:: WHAT THE TASK ASKS ::
What follows is a block of records; restate each one word for word.

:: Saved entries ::

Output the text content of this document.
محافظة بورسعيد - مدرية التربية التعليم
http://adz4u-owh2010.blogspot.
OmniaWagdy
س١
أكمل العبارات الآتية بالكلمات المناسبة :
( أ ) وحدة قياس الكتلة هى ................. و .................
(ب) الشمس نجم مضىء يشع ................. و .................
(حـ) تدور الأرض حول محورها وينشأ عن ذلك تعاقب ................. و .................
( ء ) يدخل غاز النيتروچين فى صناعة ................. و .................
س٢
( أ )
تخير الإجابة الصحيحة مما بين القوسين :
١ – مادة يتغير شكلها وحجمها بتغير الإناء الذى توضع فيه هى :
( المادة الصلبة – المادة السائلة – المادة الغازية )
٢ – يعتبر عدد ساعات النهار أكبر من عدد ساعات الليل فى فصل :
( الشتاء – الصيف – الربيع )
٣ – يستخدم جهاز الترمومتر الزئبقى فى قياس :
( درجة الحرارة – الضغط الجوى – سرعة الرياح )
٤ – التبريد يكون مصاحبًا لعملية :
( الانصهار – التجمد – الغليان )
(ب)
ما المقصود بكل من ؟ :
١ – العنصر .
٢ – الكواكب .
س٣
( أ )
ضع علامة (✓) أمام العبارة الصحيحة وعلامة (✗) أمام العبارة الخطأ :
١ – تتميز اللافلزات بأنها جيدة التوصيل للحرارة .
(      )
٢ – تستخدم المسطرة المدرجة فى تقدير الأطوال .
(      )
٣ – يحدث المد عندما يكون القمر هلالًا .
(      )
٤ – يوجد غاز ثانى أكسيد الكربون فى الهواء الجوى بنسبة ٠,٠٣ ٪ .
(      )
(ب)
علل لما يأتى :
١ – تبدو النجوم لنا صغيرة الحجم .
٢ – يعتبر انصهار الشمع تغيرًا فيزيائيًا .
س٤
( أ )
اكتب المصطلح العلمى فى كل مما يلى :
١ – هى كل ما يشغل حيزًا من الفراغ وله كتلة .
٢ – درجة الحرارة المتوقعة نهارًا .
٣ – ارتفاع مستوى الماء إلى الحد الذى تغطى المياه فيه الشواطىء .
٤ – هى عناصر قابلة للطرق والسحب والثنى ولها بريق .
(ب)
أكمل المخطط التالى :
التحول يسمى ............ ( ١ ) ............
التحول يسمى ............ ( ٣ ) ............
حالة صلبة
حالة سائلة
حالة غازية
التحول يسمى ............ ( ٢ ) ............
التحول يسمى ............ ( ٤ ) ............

:: WRITTEN ANSWER ::
Output the text content of this document.
محافظة بورسعيد - مدرية التربية التعليم
http://adz4u-owh2010.blogspot.
OmniaWagdy
س١
أكمل العبارات الآتية بالكلمات المناسبة :
( أ ) وحدة قياس الكتلة هى ................. و .................
(ب) الشمس نجم مضىء يشع ................. و .................
(حـ) تدور الأرض حول محورها وينشأ عن ذلك تعاقب ................. و .................
( ء ) يدخل غاز النيتروچين فى صناعة ................. و .................
س٢
( أ )
تخير الإجابة الصحيحة مما بين القوسين :
١ – مادة يتغير شكلها وحجمها بتغير الإناء الذى توضع فيه هى :
( المادة الصلبة – المادة السائلة – المادة الغازية )
٢ – يعتبر عدد ساعات النهار أكبر من عدد ساعات الليل فى فصل :
( الشتاء – الصيف – الربيع )
٣ – يستخدم جهاز الترمومتر الزئبقى فى قياس :
( درجة الحرارة – الضغط الجوى – سرعة الرياح )
٤ – التبريد يكون مصاحبًا لعملية :
( الانصهار – التجمد – الغليان )
(ب)
ما المقصود بكل من ؟ :
١ – العنصر .
٢ – الكواكب .
س٣
( أ )
ضع علامة (✓) أمام العبارة الصحيحة وعلامة (✗) أمام العبارة الخطأ :
١ – تتميز اللافلزات بأنها جيدة التوصيل للحرارة .
(      )
٢ – تستخدم المسطرة المدرجة فى تقدير الأطوال .
(      )
٣ – يحدث المد عندما يكون القمر هلالًا .
(      )
٤ – يوجد غاز ثانى أكسيد الكربون فى الهواء الجوى بنسبة ٠,٠٣ ٪ .
(      )
(ب)
علل لما يأتى :
١ – تبدو النجوم لنا صغيرة الحجم .
٢ – يعتبر انصهار الشمع تغيرًا فيزيائيًا .
س٤
( أ )
اكتب المصطلح العلمى فى كل مما يلى :
١ – هى كل ما يشغل حيزًا من الفراغ وله كتلة .
٢ – درجة الحرارة المتوقعة نهارًا .
٣ – ارتفاع مستوى الماء إلى الحد الذى تغطى المياه فيه الشواطىء .
٤ – هى عناصر قابلة للطرق والسحب والثنى ولها بريق .
(ب)
أكمل المخطط التالى :
التحول يسمى ............ ( ١ ) ............
التحول يسمى ............ ( ٣ ) ............
حالة صلبة
حالة سائلة
حالة غازية
التحول يسمى ............ ( ٢ ) ............
التحول يسمى ............ ( ٤ ) ............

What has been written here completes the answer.